### Activity
Extend the review of Dan Allender's book Sabbath below, starting from its last sentence.

Passage provided: Begin

I’ve been putting off writing my review of Dan Allender’s Sabbath primarily because I’m still trying to piece together in my mind all that I’ve read. What is that struck me the most? Did Allender answer my questions about the often unheeded fourth commandment? Did he challenge my previously held ideas about a simple day off? (And how do I write this in about 300 words?)
Allender at first addresses the American mindset of relentless work, concurring with Lewis Mumford who asserted that “the clock, not the steam engine, is the key machine of the modern industrial age” (page 52). But the Sabbath as merely a day off from the weekly grind minimizes all that God intended it to be.
All space is holy; yet not all space has been sanctified. But time—a single day, the Sabbath—is to be sanctified as holy. —page 3
Allender explains that the Sabbath is more than rest from work, and it is more than religious practices. It isn’t necessarily reading the Bible and praying all day, although it could be.

Passage provided: End
Listed records: Begin

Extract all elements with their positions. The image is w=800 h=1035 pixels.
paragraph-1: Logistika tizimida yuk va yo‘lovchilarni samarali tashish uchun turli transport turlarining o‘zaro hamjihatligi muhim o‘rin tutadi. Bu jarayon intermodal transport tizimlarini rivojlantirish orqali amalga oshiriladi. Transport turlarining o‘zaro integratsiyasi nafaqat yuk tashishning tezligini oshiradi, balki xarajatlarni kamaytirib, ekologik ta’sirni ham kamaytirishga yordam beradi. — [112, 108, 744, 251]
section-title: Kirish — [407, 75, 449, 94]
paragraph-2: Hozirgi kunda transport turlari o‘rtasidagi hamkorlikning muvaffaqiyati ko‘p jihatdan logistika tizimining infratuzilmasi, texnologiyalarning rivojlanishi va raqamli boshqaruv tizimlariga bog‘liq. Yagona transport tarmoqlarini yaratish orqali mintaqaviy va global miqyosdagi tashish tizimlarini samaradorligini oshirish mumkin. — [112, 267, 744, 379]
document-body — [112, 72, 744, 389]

Listed records: End

### Solved problem
The Sabbath is God’s invitation to have our senses awakened to his beauty, made manifest in his creation, in play, in food, and in our relationships (at least, what is possible). It is not a disregard for the worry and concerns of the other six days of the week, but it is a living for the future. It is not a retreat from reality, but an embrace of true reality. The Sabbath is an opportunity for redemption.
The Sabbath, Allender writes, is not merely a 24-hour interruption in our week; no, it “redefines the nature of time and how we are to live it” (page 49). And “as we remember Eden in the Sabbath celebration, we also imagine and anticipate the renewed and redeemed garden that is to come” (page 56).
At the end of each week, we are invited to live redemptively, not just looking toward but actually living in a time and place when injustice (in the world and in our own relationships) will be no more. But this is no escape. For when we begin breathing in the air of heaven (where God’s will is done), we will exhale into a world marred by sin, bringing Sabbath rest into the rest of the week.
I definitely recommend Allender’s Sabbath. In future posts I’ll write more about my reactions and how in my home we will begin “keeping the Sabbath holy.”